:: STORED RECORDS
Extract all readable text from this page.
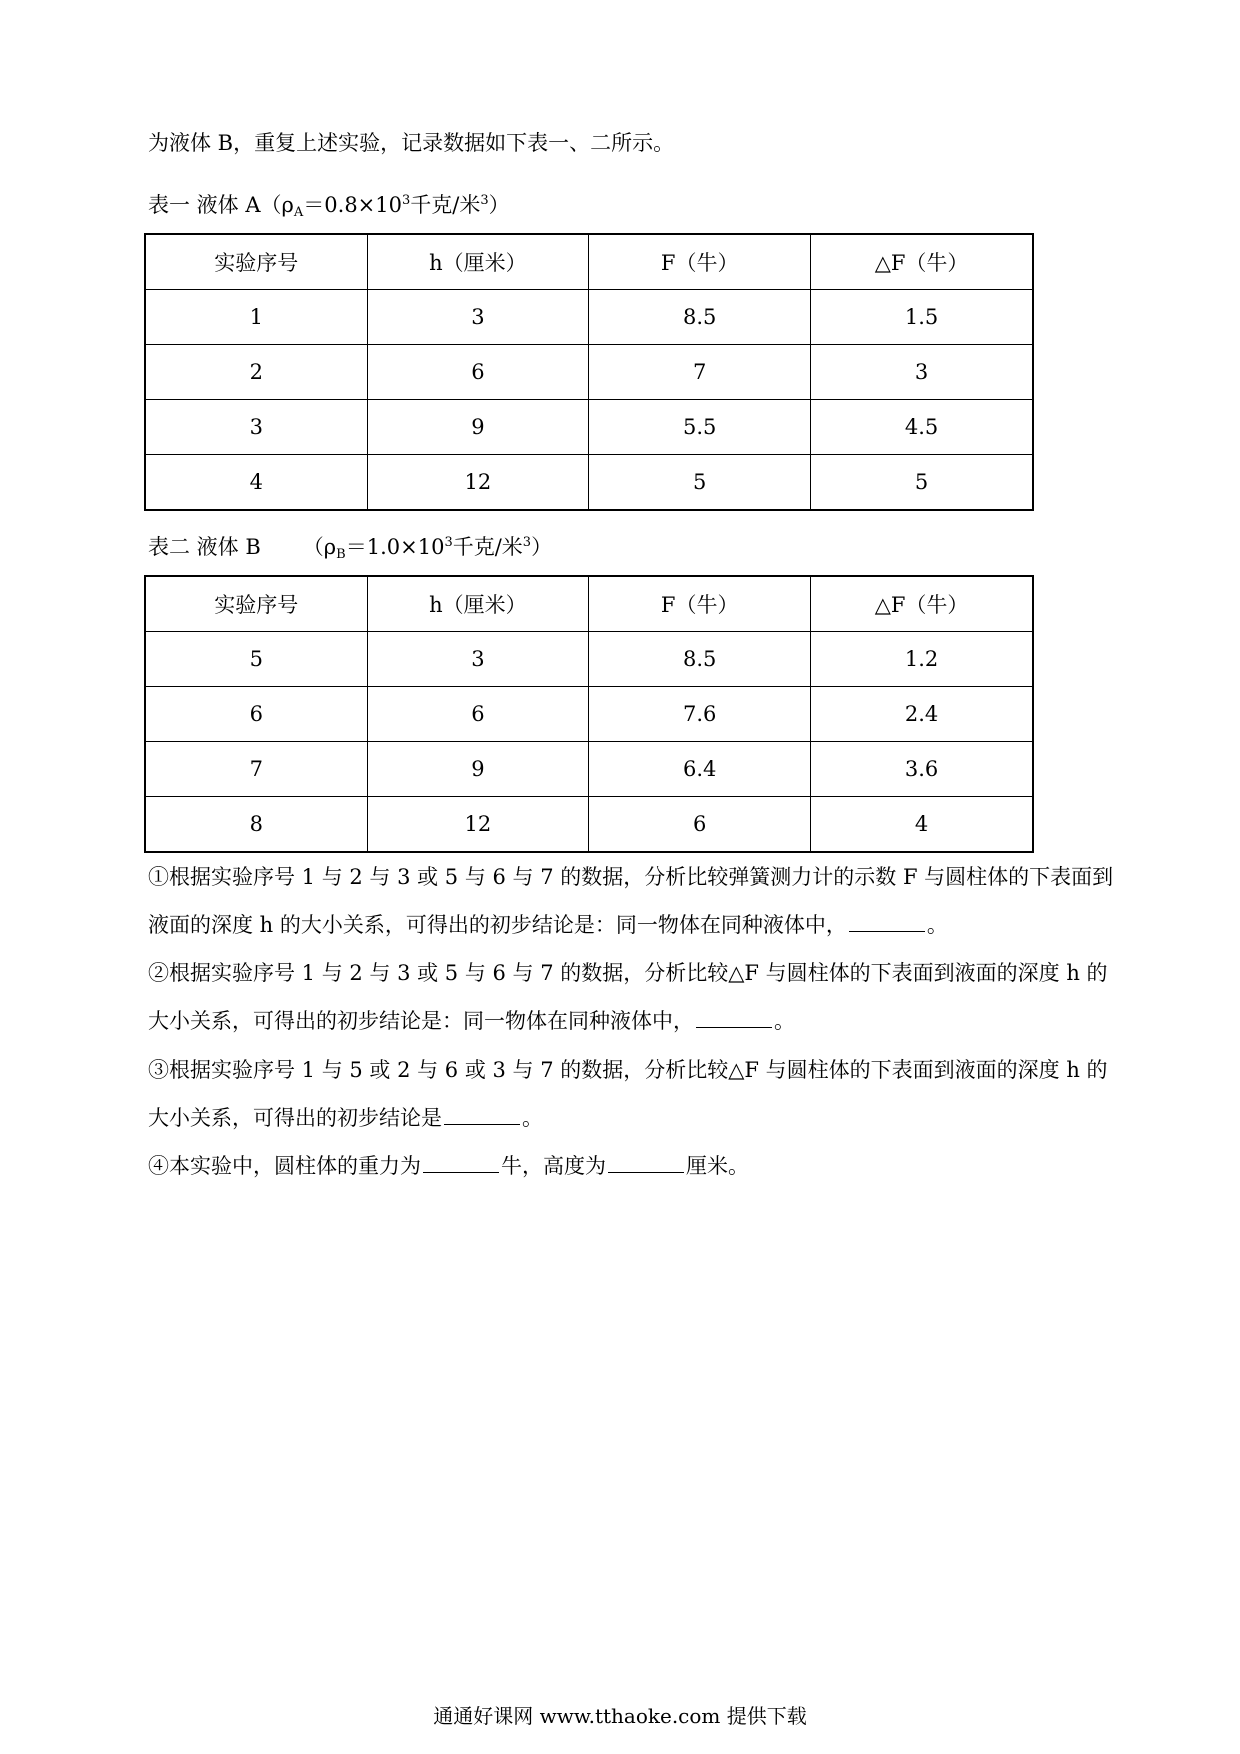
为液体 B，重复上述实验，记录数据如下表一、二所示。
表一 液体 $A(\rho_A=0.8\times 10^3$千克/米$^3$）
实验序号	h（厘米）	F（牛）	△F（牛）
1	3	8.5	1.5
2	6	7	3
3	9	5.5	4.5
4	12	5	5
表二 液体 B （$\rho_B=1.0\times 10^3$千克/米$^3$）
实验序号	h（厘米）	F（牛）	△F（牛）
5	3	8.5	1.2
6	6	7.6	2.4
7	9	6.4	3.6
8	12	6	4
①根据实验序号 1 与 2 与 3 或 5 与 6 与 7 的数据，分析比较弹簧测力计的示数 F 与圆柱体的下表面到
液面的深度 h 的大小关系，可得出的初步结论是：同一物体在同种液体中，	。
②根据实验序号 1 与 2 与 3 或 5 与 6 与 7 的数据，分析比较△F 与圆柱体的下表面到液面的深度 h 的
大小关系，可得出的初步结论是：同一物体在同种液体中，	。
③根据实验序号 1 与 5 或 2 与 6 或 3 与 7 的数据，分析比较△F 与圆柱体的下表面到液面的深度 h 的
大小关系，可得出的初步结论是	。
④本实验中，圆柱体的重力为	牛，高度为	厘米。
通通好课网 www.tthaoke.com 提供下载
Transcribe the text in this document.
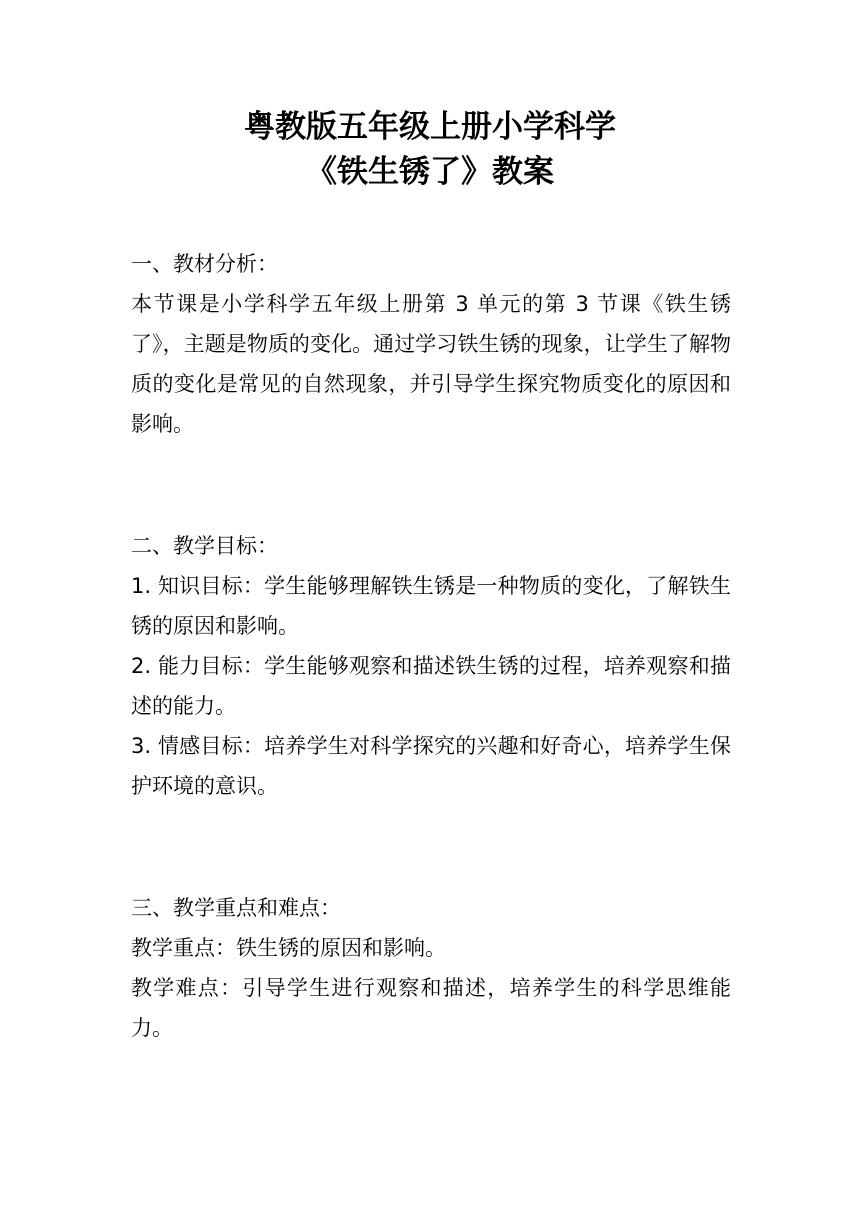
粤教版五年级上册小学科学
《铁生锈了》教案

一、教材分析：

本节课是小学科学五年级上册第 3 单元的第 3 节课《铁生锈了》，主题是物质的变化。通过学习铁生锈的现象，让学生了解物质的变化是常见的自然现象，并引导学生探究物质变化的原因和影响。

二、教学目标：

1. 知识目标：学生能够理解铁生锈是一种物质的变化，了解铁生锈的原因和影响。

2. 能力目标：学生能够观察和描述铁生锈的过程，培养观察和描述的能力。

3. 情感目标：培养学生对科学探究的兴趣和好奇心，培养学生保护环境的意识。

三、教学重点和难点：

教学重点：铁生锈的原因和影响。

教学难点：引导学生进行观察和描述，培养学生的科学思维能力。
::::
**WORK TO COMPLETE:** Set down every entry word for word, but omit the pictures.

**WORKED SOLUTION:**
Extract all readable text from this page.
为液体 B，重复上述实验，记录数据如下表一、二所示。
表一 液体 $A(\rho_A=0.8\times 10^3$千克/米$^3$）
实验序号	h（厘米）	F（牛）	△F（牛）
1	3	8.5	1.5
2	6	7	3
3	9	5.5	4.5
4	12	5	5
表二 液体 B （$\rho_B=1.0\times 10^3$千克/米$^3$）
实验序号	h（厘米）	F（牛）	△F（牛）
5	3	8.5	1.2
6	6	7.6	2.4
7	9	6.4	3.6
8	12	6	4
①根据实验序号 1 与 2 与 3 或 5 与 6 与 7 的数据，分析比较弹簧测力计的示数 F 与圆柱体的下表面到
液面的深度 h 的大小关系，可得出的初步结论是：同一物体在同种液体中，	。
②根据实验序号 1 与 2 与 3 或 5 与 6 与 7 的数据，分析比较△F 与圆柱体的下表面到液面的深度 h 的
大小关系，可得出的初步结论是：同一物体在同种液体中，	。
③根据实验序号 1 与 5 或 2 与 6 或 3 与 7 的数据，分析比较△F 与圆柱体的下表面到液面的深度 h 的
大小关系，可得出的初步结论是	。
④本实验中，圆柱体的重力为	牛，高度为	厘米。
通通好课网 www.tthaoke.com 提供下载
Transcribe the text in this document.
粤教版五年级上册小学科学
《铁生锈了》教案

一、教材分析：

本节课是小学科学五年级上册第 3 单元的第 3 节课《铁生锈了》，主题是物质的变化。通过学习铁生锈的现象，让学生了解物质的变化是常见的自然现象，并引导学生探究物质变化的原因和影响。

二、教学目标：

1. 知识目标：学生能够理解铁生锈是一种物质的变化，了解铁生锈的原因和影响。

2. 能力目标：学生能够观察和描述铁生锈的过程，培养观察和描述的能力。

3. 情感目标：培养学生对科学探究的兴趣和好奇心，培养学生保护环境的意识。

三、教学重点和难点：

教学重点：铁生锈的原因和影响。

教学难点：引导学生进行观察和描述，培养学生的科学思维能力。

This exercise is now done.